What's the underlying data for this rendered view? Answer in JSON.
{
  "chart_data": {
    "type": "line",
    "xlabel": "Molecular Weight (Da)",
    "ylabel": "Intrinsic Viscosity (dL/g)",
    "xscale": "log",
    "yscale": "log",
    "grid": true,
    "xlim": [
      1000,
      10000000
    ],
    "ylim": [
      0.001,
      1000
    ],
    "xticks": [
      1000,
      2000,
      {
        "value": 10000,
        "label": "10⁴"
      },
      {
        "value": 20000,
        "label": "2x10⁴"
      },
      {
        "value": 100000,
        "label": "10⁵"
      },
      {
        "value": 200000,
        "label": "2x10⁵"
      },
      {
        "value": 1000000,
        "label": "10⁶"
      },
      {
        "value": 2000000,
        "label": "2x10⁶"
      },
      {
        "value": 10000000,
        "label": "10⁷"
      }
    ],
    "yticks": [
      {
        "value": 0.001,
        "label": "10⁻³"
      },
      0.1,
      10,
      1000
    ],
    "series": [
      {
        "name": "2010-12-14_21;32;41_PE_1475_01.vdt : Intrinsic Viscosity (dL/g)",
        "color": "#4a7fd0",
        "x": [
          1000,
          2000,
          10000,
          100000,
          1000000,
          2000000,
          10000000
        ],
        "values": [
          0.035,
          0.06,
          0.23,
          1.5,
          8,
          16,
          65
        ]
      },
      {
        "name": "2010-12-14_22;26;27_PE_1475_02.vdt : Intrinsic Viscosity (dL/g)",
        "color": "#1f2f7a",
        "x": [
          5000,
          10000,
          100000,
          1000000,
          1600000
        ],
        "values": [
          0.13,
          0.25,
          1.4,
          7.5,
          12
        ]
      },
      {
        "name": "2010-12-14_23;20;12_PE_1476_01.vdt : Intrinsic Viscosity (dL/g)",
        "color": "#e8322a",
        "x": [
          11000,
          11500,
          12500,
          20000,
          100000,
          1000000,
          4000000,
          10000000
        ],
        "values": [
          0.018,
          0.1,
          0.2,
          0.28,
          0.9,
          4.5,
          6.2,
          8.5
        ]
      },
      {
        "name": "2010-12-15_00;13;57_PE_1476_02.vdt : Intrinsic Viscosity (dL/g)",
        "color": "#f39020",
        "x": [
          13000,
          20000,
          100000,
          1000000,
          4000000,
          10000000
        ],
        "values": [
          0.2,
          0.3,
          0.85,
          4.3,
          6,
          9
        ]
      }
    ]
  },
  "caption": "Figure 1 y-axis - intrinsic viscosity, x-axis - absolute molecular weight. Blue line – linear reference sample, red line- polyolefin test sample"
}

# Direction
Your answer should be a single number: how many lines of the material contain the word "color".

# Solution for this exercise
4